*SHORT EXERCISE*.
Output all the entries word for word. Omit the pictures.

● ● ● ● ● ● ●

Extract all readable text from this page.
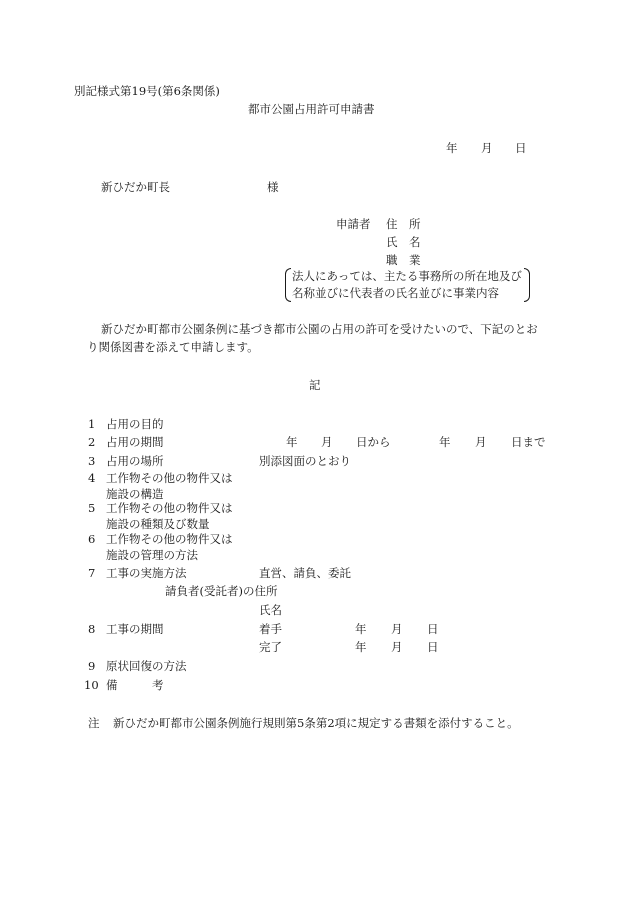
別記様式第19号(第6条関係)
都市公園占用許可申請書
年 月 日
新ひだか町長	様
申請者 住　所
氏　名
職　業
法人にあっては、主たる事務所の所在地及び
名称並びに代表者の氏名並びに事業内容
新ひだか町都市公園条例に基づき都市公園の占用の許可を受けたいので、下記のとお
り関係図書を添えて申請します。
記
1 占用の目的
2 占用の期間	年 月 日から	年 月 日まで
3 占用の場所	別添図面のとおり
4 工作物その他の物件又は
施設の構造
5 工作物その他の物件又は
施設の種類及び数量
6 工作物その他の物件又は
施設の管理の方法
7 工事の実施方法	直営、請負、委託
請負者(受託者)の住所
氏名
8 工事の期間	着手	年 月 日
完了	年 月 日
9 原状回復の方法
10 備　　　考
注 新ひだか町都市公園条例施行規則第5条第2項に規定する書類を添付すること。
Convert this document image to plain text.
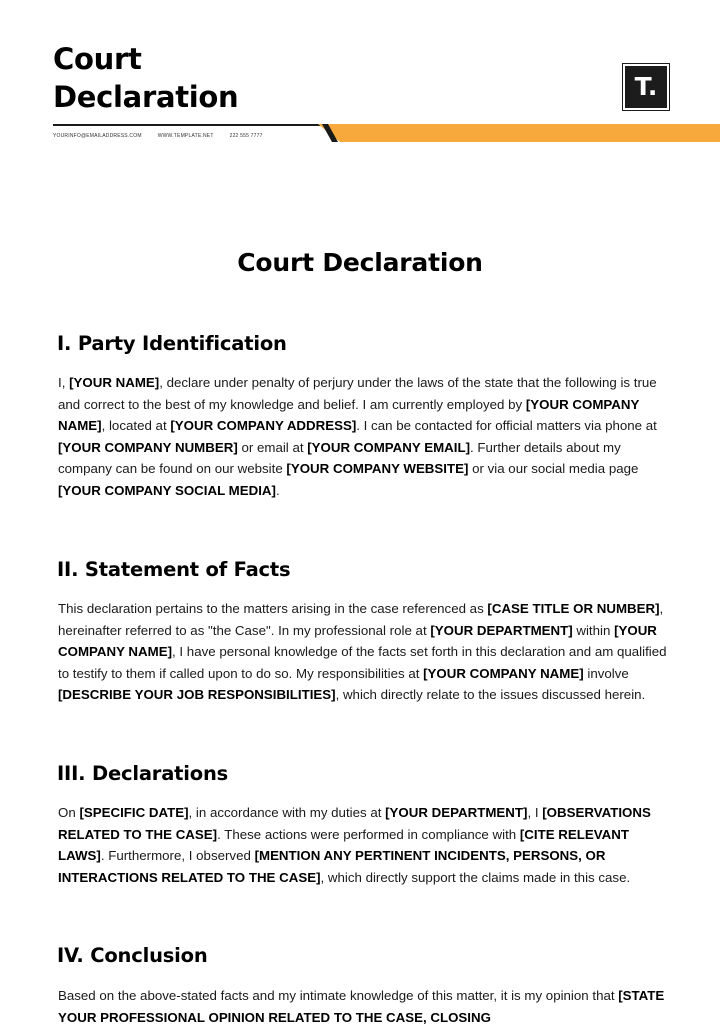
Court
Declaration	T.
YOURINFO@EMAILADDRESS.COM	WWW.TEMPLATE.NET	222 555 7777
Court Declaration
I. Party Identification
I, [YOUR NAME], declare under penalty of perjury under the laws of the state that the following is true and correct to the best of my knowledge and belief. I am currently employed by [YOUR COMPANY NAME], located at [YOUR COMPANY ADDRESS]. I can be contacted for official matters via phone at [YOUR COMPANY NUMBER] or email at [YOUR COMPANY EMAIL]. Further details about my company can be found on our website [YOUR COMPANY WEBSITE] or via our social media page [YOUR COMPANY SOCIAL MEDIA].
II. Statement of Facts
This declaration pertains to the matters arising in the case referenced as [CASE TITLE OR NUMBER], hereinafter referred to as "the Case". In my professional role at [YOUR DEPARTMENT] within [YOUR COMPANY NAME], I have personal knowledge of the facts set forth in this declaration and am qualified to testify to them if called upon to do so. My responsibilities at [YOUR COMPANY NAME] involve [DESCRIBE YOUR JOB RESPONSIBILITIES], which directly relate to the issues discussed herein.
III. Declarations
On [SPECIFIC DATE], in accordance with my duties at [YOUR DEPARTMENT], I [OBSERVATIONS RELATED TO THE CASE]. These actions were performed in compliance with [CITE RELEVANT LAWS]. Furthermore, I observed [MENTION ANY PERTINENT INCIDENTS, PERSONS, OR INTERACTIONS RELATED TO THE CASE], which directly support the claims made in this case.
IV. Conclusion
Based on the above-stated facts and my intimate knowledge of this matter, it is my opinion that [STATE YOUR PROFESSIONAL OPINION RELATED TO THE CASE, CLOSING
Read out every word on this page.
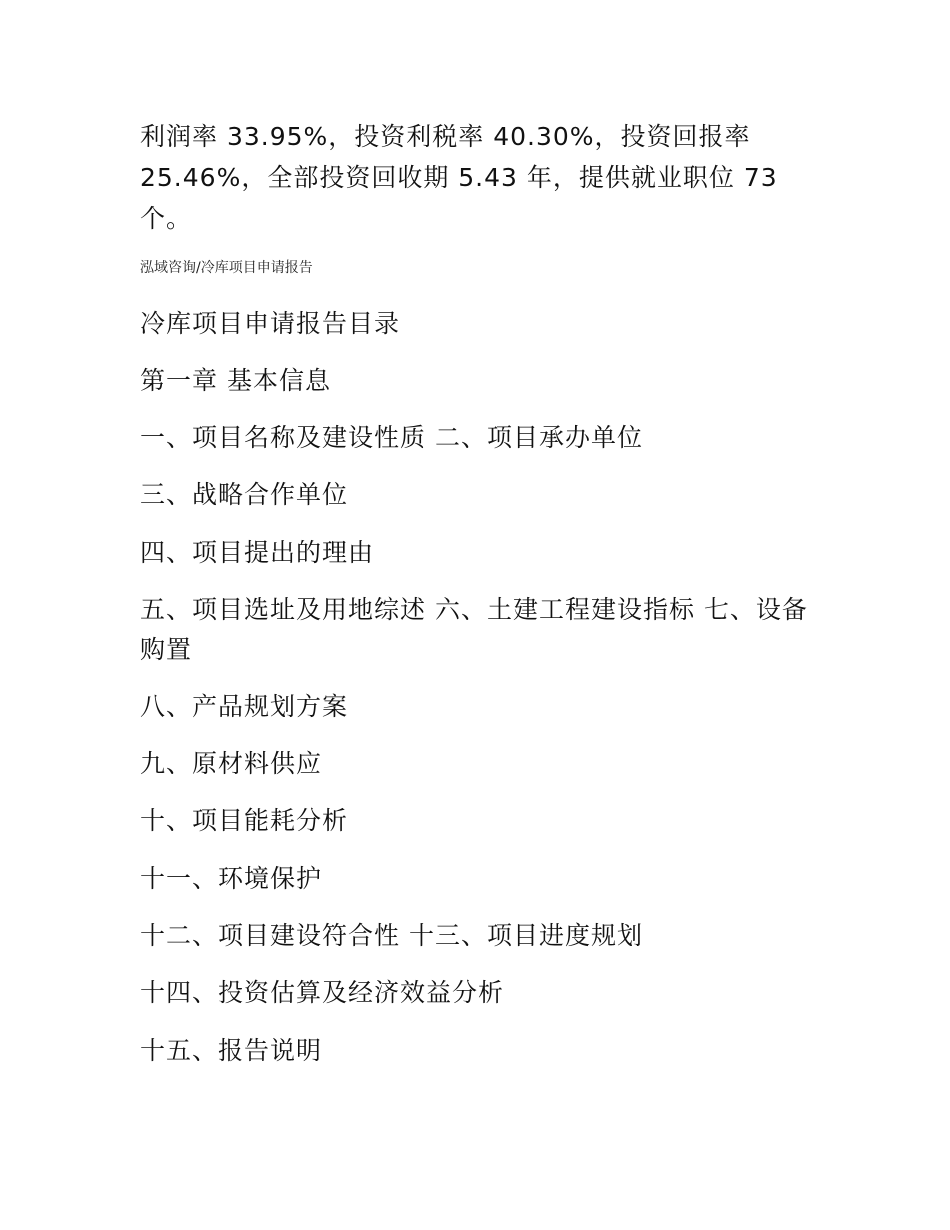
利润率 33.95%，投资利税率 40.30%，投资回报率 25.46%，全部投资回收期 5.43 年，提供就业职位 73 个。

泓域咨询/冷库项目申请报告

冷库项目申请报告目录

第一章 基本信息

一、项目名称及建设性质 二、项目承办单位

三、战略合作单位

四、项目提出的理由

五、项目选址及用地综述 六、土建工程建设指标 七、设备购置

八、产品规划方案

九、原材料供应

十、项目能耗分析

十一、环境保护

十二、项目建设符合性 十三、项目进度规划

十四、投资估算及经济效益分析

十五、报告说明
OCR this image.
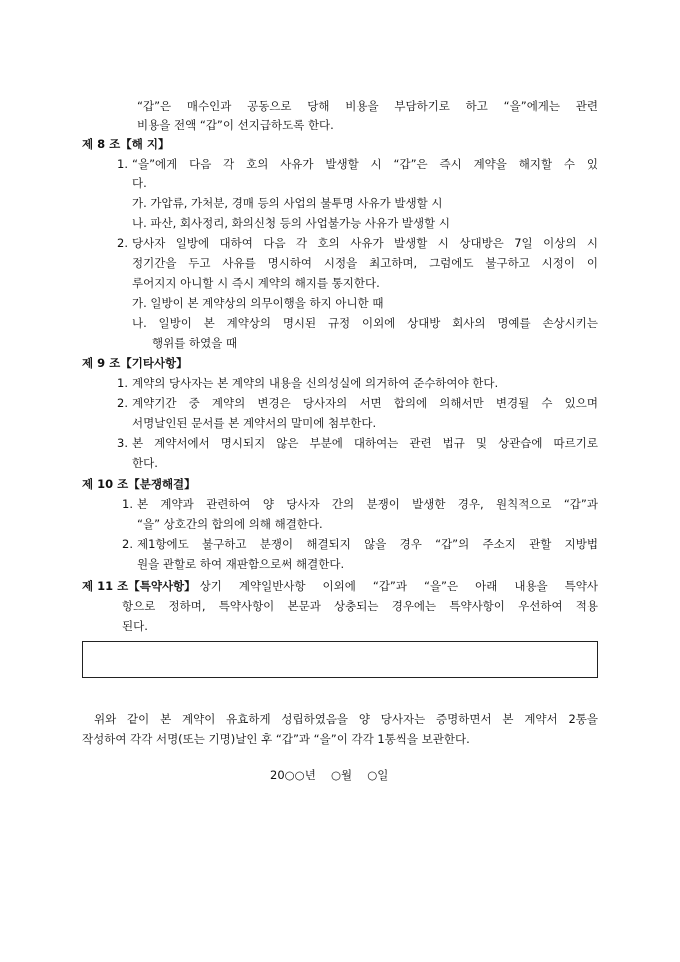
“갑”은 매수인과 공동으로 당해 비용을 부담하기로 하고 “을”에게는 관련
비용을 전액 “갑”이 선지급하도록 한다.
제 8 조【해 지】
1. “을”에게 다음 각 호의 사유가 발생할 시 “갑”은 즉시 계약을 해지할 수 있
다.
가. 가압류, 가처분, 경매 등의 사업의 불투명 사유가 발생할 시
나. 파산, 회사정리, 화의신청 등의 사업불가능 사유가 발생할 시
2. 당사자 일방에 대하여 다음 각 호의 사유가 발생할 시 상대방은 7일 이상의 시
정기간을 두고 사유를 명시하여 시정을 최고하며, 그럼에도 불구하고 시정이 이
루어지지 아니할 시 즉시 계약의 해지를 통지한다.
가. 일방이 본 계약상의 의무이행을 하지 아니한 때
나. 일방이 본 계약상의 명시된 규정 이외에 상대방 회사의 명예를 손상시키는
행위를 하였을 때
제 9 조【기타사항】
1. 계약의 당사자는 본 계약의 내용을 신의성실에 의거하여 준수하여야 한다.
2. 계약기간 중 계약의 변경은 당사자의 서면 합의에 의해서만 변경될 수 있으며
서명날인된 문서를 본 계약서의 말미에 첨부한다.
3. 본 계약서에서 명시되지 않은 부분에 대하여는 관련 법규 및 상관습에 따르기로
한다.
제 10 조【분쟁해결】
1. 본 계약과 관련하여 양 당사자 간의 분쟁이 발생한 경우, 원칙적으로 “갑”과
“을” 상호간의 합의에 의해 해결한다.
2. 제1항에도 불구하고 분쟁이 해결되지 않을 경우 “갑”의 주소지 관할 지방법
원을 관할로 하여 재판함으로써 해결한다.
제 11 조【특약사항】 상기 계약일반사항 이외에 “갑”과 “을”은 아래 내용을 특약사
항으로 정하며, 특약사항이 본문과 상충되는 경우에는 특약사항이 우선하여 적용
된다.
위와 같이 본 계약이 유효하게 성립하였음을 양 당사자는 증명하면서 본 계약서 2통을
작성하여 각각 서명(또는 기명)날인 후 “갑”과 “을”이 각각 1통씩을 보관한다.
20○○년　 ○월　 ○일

● ● ● ● ● ● ●

*TASK ANSWER*.
Extract all readable text from this page.
別記様式第19号(第6条関係)
都市公園占用許可申請書
年 月 日
新ひだか町長	様
申請者 住　所
氏　名
職　業
法人にあっては、主たる事務所の所在地及び
名称並びに代表者の氏名並びに事業内容
新ひだか町都市公園条例に基づき都市公園の占用の許可を受けたいので、下記のとお
り関係図書を添えて申請します。
記
1 占用の目的
2 占用の期間	年 月 日から	年 月 日まで
3 占用の場所	別添図面のとおり
4 工作物その他の物件又は
施設の構造
5 工作物その他の物件又は
施設の種類及び数量
6 工作物その他の物件又は
施設の管理の方法
7 工事の実施方法	直営、請負、委託
請負者(受託者)の住所
氏名
8 工事の期間	着手	年 月 日
完了	年 月 日
9 原状回復の方法
10 備　　　考
注 新ひだか町都市公園条例施行規則第5条第2項に規定する書類を添付すること。
Convert this document image to plain text.
Court
Declaration	T.
YOURINFO@EMAILADDRESS.COM	WWW.TEMPLATE.NET	222 555 7777
Court Declaration
I. Party Identification
I, [YOUR NAME], declare under penalty of perjury under the laws of the state that the following is true and correct to the best of my knowledge and belief. I am currently employed by [YOUR COMPANY NAME], located at [YOUR COMPANY ADDRESS]. I can be contacted for official matters via phone at [YOUR COMPANY NUMBER] or email at [YOUR COMPANY EMAIL]. Further details about my company can be found on our website [YOUR COMPANY WEBSITE] or via our social media page [YOUR COMPANY SOCIAL MEDIA].
II. Statement of Facts
This declaration pertains to the matters arising in the case referenced as [CASE TITLE OR NUMBER], hereinafter referred to as "the Case". In my professional role at [YOUR DEPARTMENT] within [YOUR COMPANY NAME], I have personal knowledge of the facts set forth in this declaration and am qualified to testify to them if called upon to do so. My responsibilities at [YOUR COMPANY NAME] involve [DESCRIBE YOUR JOB RESPONSIBILITIES], which directly relate to the issues discussed herein.
III. Declarations
On [SPECIFIC DATE], in accordance with my duties at [YOUR DEPARTMENT], I [OBSERVATIONS RELATED TO THE CASE]. These actions were performed in compliance with [CITE RELEVANT LAWS]. Furthermore, I observed [MENTION ANY PERTINENT INCIDENTS, PERSONS, OR INTERACTIONS RELATED TO THE CASE], which directly support the claims made in this case.
IV. Conclusion
Based on the above-stated facts and my intimate knowledge of this matter, it is my opinion that [STATE YOUR PROFESSIONAL OPINION RELATED TO THE CASE, CLOSING
Read out every word on this page.
利润率 33.95%，投资利税率 40.30%，投资回报率 25.46%，全部投资回收期 5.43 年，提供就业职位 73 个。

泓域咨询/冷库项目申请报告

冷库项目申请报告目录

第一章 基本信息

一、项目名称及建设性质 二、项目承办单位

三、战略合作单位

四、项目提出的理由

五、项目选址及用地综述 六、土建工程建设指标 七、设备购置

八、产品规划方案

九、原材料供应

十、项目能耗分析

十一、环境保护

十二、项目建设符合性 十三、项目进度规划

十四、投资估算及经济效益分析

十五、报告说明
OCR this image.
“갑”은 매수인과 공동으로 당해 비용을 부담하기로 하고 “을”에게는 관련
비용을 전액 “갑”이 선지급하도록 한다.
제 8 조【해 지】
1. “을”에게 다음 각 호의 사유가 발생할 시 “갑”은 즉시 계약을 해지할 수 있
다.
가. 가압류, 가처분, 경매 등의 사업의 불투명 사유가 발생할 시
나. 파산, 회사정리, 화의신청 등의 사업불가능 사유가 발생할 시
2. 당사자 일방에 대하여 다음 각 호의 사유가 발생할 시 상대방은 7일 이상의 시
정기간을 두고 사유를 명시하여 시정을 최고하며, 그럼에도 불구하고 시정이 이
루어지지 아니할 시 즉시 계약의 해지를 통지한다.
가. 일방이 본 계약상의 의무이행을 하지 아니한 때
나. 일방이 본 계약상의 명시된 규정 이외에 상대방 회사의 명예를 손상시키는
행위를 하였을 때
제 9 조【기타사항】
1. 계약의 당사자는 본 계약의 내용을 신의성실에 의거하여 준수하여야 한다.
2. 계약기간 중 계약의 변경은 당사자의 서면 합의에 의해서만 변경될 수 있으며
서명날인된 문서를 본 계약서의 말미에 첨부한다.
3. 본 계약서에서 명시되지 않은 부분에 대하여는 관련 법규 및 상관습에 따르기로
한다.
제 10 조【분쟁해결】
1. 본 계약과 관련하여 양 당사자 간의 분쟁이 발생한 경우, 원칙적으로 “갑”과
“을” 상호간의 합의에 의해 해결한다.
2. 제1항에도 불구하고 분쟁이 해결되지 않을 경우 “갑”의 주소지 관할 지방법
원을 관할로 하여 재판함으로써 해결한다.
제 11 조【특약사항】 상기 계약일반사항 이외에 “갑”과 “을”은 아래 내용을 특약사
항으로 정하며, 특약사항이 본문과 상충되는 경우에는 특약사항이 우선하여 적용
된다.
위와 같이 본 계약이 유효하게 성립하였음을 양 당사자는 증명하면서 본 계약서 2통을
작성하여 각각 서명(또는 기명)날인 후 “갑”과 “을”이 각각 1통씩을 보관한다.
20○○년　 ○월　 ○일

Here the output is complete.